[EXERCISE PROMPT]
Within the records that follow, find every line containing the string "warning". Copy those lines.
----- EXCERPTED RECORDS
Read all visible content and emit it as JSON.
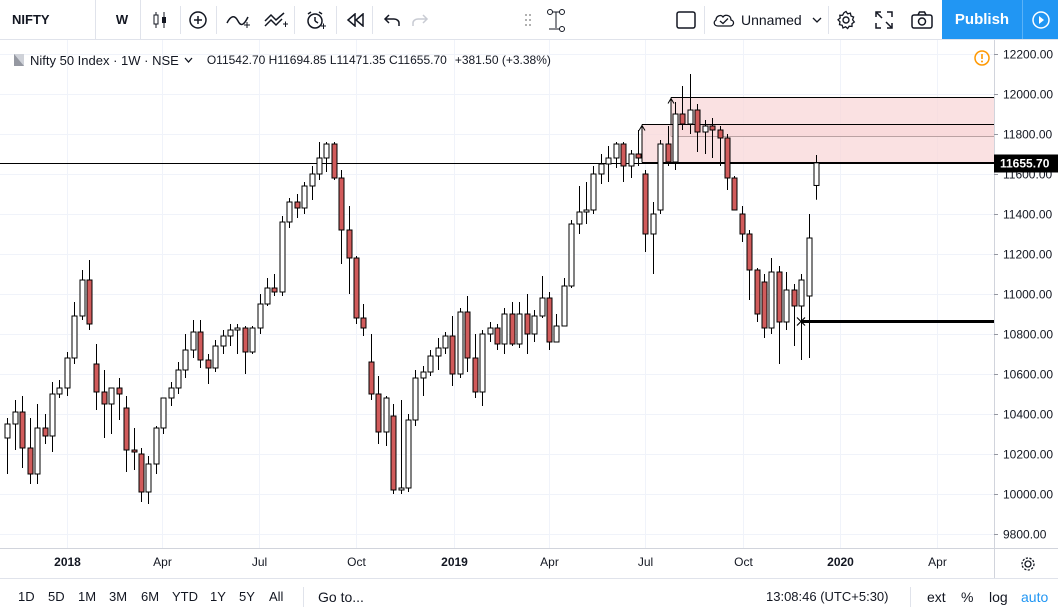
{
  "toolbar": {
    "symbol": "NIFTY",
    "interval": "W",
    "icons": [
      "candles-icon",
      "add-indicator-icon",
      "indicators-icon",
      "financials-icon",
      "alert-icon",
      "replay-icon",
      "undo-icon",
      "redo-icon",
      "drag-handle-icon",
      "drawing-tool-icon",
      "layout-icon",
      "cloud-icon",
      "dropdown-icon",
      "settings-icon",
      "fullscreen-icon",
      "camera-icon",
      "publish-arrow-icon"
    ],
    "layout_name": "Unnamed",
    "publish_label": "Publish"
  },
  "legend": {
    "title": "Nifty 50 Index · 1W · NSE",
    "ohlc": "O11542.70 H11694.85 L11471.35 C11655.70",
    "change": "+381.50 (+3.38%)",
    "warning_icon": "warning-icon"
  },
  "chart_data": {
    "type": "candlestick",
    "symbol": "Nifty 50 Index",
    "interval": "1W",
    "exchange": "NSE",
    "y_ticks": [
      12200,
      12000,
      11800,
      11600,
      11400,
      11200,
      11000,
      10800,
      10600,
      10400,
      10200,
      10000,
      9800
    ],
    "y_tick_labels": [
      "12200.00",
      "12000.00",
      "11800.00",
      "11600.00",
      "11400.00",
      "11200.00",
      "11000.00",
      "10800.00",
      "10600.00",
      "10400.00",
      "10200.00",
      "10000.00",
      "9800.00"
    ],
    "ylim": [
      9730,
      12270
    ],
    "x_tick_labels": [
      "2018",
      "Apr",
      "Jul",
      "Oct",
      "2019",
      "Apr",
      "Jul",
      "Oct",
      "2020",
      "Apr"
    ],
    "x_tick_dates": [
      "2018-01-01",
      "2018-04-01",
      "2018-07-01",
      "2018-10-01",
      "2019-01-01",
      "2019-04-01",
      "2019-07-01",
      "2019-10-01",
      "2020-01-01",
      "2020-04-01"
    ],
    "xlim": [
      "2017-10-30",
      "2020-05-25"
    ],
    "last_price": 11655.7,
    "last_price_label": "11655.70",
    "up_color": "#ffffff",
    "down_color": "#d15b5b",
    "wick_color": "#000000",
    "grid": true,
    "candles": [
      {
        "o": 10280,
        "h": 10380,
        "l": 10100,
        "c": 10350
      },
      {
        "o": 10350,
        "h": 10470,
        "l": 10220,
        "c": 10410
      },
      {
        "o": 10410,
        "h": 10490,
        "l": 10130,
        "c": 10230
      },
      {
        "o": 10230,
        "h": 10380,
        "l": 10050,
        "c": 10100
      },
      {
        "o": 10100,
        "h": 10450,
        "l": 10050,
        "c": 10330
      },
      {
        "o": 10330,
        "h": 10400,
        "l": 10250,
        "c": 10290
      },
      {
        "o": 10290,
        "h": 10560,
        "l": 10210,
        "c": 10500
      },
      {
        "o": 10500,
        "h": 10570,
        "l": 10480,
        "c": 10530
      },
      {
        "o": 10530,
        "h": 10710,
        "l": 10490,
        "c": 10680
      },
      {
        "o": 10680,
        "h": 10960,
        "l": 10650,
        "c": 10890
      },
      {
        "o": 10890,
        "h": 11120,
        "l": 10870,
        "c": 11070
      },
      {
        "o": 11070,
        "h": 11170,
        "l": 10820,
        "c": 10850
      },
      {
        "o": 10650,
        "h": 10750,
        "l": 10420,
        "c": 10510
      },
      {
        "o": 10510,
        "h": 10620,
        "l": 10280,
        "c": 10450
      },
      {
        "o": 10450,
        "h": 10530,
        "l": 10300,
        "c": 10530
      },
      {
        "o": 10530,
        "h": 10580,
        "l": 10370,
        "c": 10500
      },
      {
        "o": 10430,
        "h": 10490,
        "l": 10110,
        "c": 10220
      },
      {
        "o": 10220,
        "h": 10330,
        "l": 10120,
        "c": 10210
      },
      {
        "o": 10200,
        "h": 10230,
        "l": 9960,
        "c": 10010
      },
      {
        "o": 10010,
        "h": 10190,
        "l": 9950,
        "c": 10150
      },
      {
        "o": 10150,
        "h": 10340,
        "l": 10100,
        "c": 10330
      },
      {
        "o": 10330,
        "h": 10480,
        "l": 10300,
        "c": 10480
      },
      {
        "o": 10480,
        "h": 10560,
        "l": 10440,
        "c": 10530
      },
      {
        "o": 10530,
        "h": 10660,
        "l": 10500,
        "c": 10620
      },
      {
        "o": 10620,
        "h": 10800,
        "l": 10580,
        "c": 10720
      },
      {
        "o": 10720,
        "h": 10870,
        "l": 10680,
        "c": 10810
      },
      {
        "o": 10810,
        "h": 10870,
        "l": 10630,
        "c": 10670
      },
      {
        "o": 10670,
        "h": 10700,
        "l": 10550,
        "c": 10630
      },
      {
        "o": 10630,
        "h": 10770,
        "l": 10610,
        "c": 10740
      },
      {
        "o": 10740,
        "h": 10820,
        "l": 10700,
        "c": 10790
      },
      {
        "o": 10790,
        "h": 10850,
        "l": 10740,
        "c": 10820
      },
      {
        "o": 10820,
        "h": 10850,
        "l": 10700,
        "c": 10830
      },
      {
        "o": 10830,
        "h": 10840,
        "l": 10600,
        "c": 10710
      },
      {
        "o": 10710,
        "h": 10840,
        "l": 10700,
        "c": 10830
      },
      {
        "o": 10830,
        "h": 11000,
        "l": 10800,
        "c": 10950
      },
      {
        "o": 10950,
        "h": 11080,
        "l": 10940,
        "c": 11030
      },
      {
        "o": 11030,
        "h": 11100,
        "l": 10990,
        "c": 11010
      },
      {
        "o": 11010,
        "h": 11390,
        "l": 10990,
        "c": 11360
      },
      {
        "o": 11360,
        "h": 11480,
        "l": 11330,
        "c": 11460
      },
      {
        "o": 11460,
        "h": 11500,
        "l": 11380,
        "c": 11430
      },
      {
        "o": 11430,
        "h": 11560,
        "l": 11400,
        "c": 11540
      },
      {
        "o": 11540,
        "h": 11640,
        "l": 11470,
        "c": 11600
      },
      {
        "o": 11600,
        "h": 11760,
        "l": 11570,
        "c": 11680
      },
      {
        "o": 11680,
        "h": 11760,
        "l": 11610,
        "c": 11750
      },
      {
        "o": 11750,
        "h": 11760,
        "l": 11570,
        "c": 11580
      },
      {
        "o": 11580,
        "h": 11620,
        "l": 11150,
        "c": 11320
      },
      {
        "o": 11320,
        "h": 11440,
        "l": 11000,
        "c": 11180
      },
      {
        "o": 11180,
        "h": 11190,
        "l": 10850,
        "c": 10880
      },
      {
        "o": 10880,
        "h": 10950,
        "l": 10790,
        "c": 10830
      },
      {
        "o": 10660,
        "h": 10800,
        "l": 10470,
        "c": 10500
      },
      {
        "o": 10500,
        "h": 10590,
        "l": 10250,
        "c": 10310
      },
      {
        "o": 10310,
        "h": 10490,
        "l": 10240,
        "c": 10480
      },
      {
        "o": 10390,
        "h": 10450,
        "l": 10000,
        "c": 10020
      },
      {
        "o": 10020,
        "h": 10470,
        "l": 10000,
        "c": 10030
      },
      {
        "o": 10030,
        "h": 10400,
        "l": 10010,
        "c": 10370
      },
      {
        "o": 10370,
        "h": 10620,
        "l": 10340,
        "c": 10580
      },
      {
        "o": 10580,
        "h": 10640,
        "l": 10490,
        "c": 10610
      },
      {
        "o": 10610,
        "h": 10720,
        "l": 10590,
        "c": 10690
      },
      {
        "o": 10690,
        "h": 10780,
        "l": 10620,
        "c": 10730
      },
      {
        "o": 10730,
        "h": 10810,
        "l": 10700,
        "c": 10790
      },
      {
        "o": 10790,
        "h": 10890,
        "l": 10540,
        "c": 10600
      },
      {
        "o": 10600,
        "h": 10930,
        "l": 10580,
        "c": 10910
      },
      {
        "o": 10910,
        "h": 10990,
        "l": 10610,
        "c": 10680
      },
      {
        "o": 10680,
        "h": 10800,
        "l": 10480,
        "c": 10510
      },
      {
        "o": 10510,
        "h": 10820,
        "l": 10440,
        "c": 10800
      },
      {
        "o": 10800,
        "h": 10860,
        "l": 10760,
        "c": 10830
      },
      {
        "o": 10830,
        "h": 10850,
        "l": 10720,
        "c": 10750
      },
      {
        "o": 10750,
        "h": 10930,
        "l": 10700,
        "c": 10900
      },
      {
        "o": 10900,
        "h": 10960,
        "l": 10740,
        "c": 10750
      },
      {
        "o": 10750,
        "h": 10960,
        "l": 10730,
        "c": 10900
      },
      {
        "o": 10900,
        "h": 11000,
        "l": 10700,
        "c": 10800
      },
      {
        "o": 10800,
        "h": 10920,
        "l": 10760,
        "c": 10890
      },
      {
        "o": 10890,
        "h": 11090,
        "l": 10880,
        "c": 10980
      },
      {
        "o": 10980,
        "h": 11010,
        "l": 10720,
        "c": 10760
      },
      {
        "o": 10760,
        "h": 10900,
        "l": 10760,
        "c": 10840
      },
      {
        "o": 10840,
        "h": 11080,
        "l": 10840,
        "c": 11040
      },
      {
        "o": 11040,
        "h": 11370,
        "l": 11030,
        "c": 11350
      },
      {
        "o": 11350,
        "h": 11540,
        "l": 11300,
        "c": 11410
      },
      {
        "o": 11410,
        "h": 11560,
        "l": 11350,
        "c": 11420
      },
      {
        "o": 11420,
        "h": 11640,
        "l": 11400,
        "c": 11600
      },
      {
        "o": 11600,
        "h": 11700,
        "l": 11550,
        "c": 11650
      },
      {
        "o": 11650,
        "h": 11740,
        "l": 11560,
        "c": 11680
      },
      {
        "o": 11680,
        "h": 11760,
        "l": 11630,
        "c": 11750
      },
      {
        "o": 11750,
        "h": 11760,
        "l": 11560,
        "c": 11640
      },
      {
        "o": 11640,
        "h": 11720,
        "l": 11580,
        "c": 11700
      },
      {
        "o": 11700,
        "h": 11820,
        "l": 11640,
        "c": 11680
      },
      {
        "o": 11600,
        "h": 11620,
        "l": 11210,
        "c": 11300
      },
      {
        "o": 11300,
        "h": 11460,
        "l": 11100,
        "c": 11400
      },
      {
        "o": 11420,
        "h": 11770,
        "l": 11400,
        "c": 11750
      },
      {
        "o": 11750,
        "h": 11840,
        "l": 11640,
        "c": 11660
      },
      {
        "o": 11660,
        "h": 11960,
        "l": 11620,
        "c": 11900
      },
      {
        "o": 11900,
        "h": 12040,
        "l": 11820,
        "c": 11850
      },
      {
        "o": 11850,
        "h": 12100,
        "l": 11800,
        "c": 11920
      },
      {
        "o": 11920,
        "h": 11950,
        "l": 11710,
        "c": 11810
      },
      {
        "o": 11810,
        "h": 11870,
        "l": 11700,
        "c": 11840
      },
      {
        "o": 11840,
        "h": 11880,
        "l": 11680,
        "c": 11820
      },
      {
        "o": 11820,
        "h": 11840,
        "l": 11640,
        "c": 11780
      },
      {
        "o": 11780,
        "h": 11800,
        "l": 11520,
        "c": 11580
      },
      {
        "o": 11580,
        "h": 11590,
        "l": 11420,
        "c": 11420
      },
      {
        "o": 11400,
        "h": 11440,
        "l": 11260,
        "c": 11300
      },
      {
        "o": 11300,
        "h": 11320,
        "l": 10970,
        "c": 11120
      },
      {
        "o": 11120,
        "h": 11130,
        "l": 10860,
        "c": 10900
      },
      {
        "o": 11060,
        "h": 11100,
        "l": 10780,
        "c": 10830
      },
      {
        "o": 10830,
        "h": 11180,
        "l": 10800,
        "c": 11110
      },
      {
        "o": 11110,
        "h": 11140,
        "l": 10650,
        "c": 10860
      },
      {
        "o": 10860,
        "h": 11110,
        "l": 10820,
        "c": 11020
      },
      {
        "o": 11020,
        "h": 11050,
        "l": 10740,
        "c": 10940
      },
      {
        "o": 10940,
        "h": 11100,
        "l": 10670,
        "c": 11070
      },
      {
        "o": 10990,
        "h": 11400,
        "l": 10680,
        "c": 11280
      },
      {
        "o": 11542.7,
        "h": 11694.85,
        "l": 11471.35,
        "c": 11655.7
      }
    ],
    "zones": [
      {
        "type": "supply",
        "top": 11985,
        "bottom": 11790,
        "color": "#f8d7d8"
      },
      {
        "type": "supply",
        "top": 11850,
        "bottom": 11660,
        "color": "#f8d7d8"
      }
    ],
    "support_level": 10865
  },
  "range_buttons": [
    "1D",
    "5D",
    "1M",
    "3M",
    "6M",
    "YTD",
    "1Y",
    "5Y",
    "All"
  ],
  "goto_label": "Go to...",
  "clock": "13:08:46 (UTC+5:30)",
  "bottom_options": [
    "ext",
    "%",
    "log",
    "auto"
  ],
  "colors": {
    "accent": "#2196f3",
    "down_candle": "#d15b5b",
    "zone": "#f8d7d8",
    "warning": "#ff9800"
  }
}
----------
[EXERCISE SOLUTION]
    "warning_icon": "warning-icon"
    "warning": "#ff9800"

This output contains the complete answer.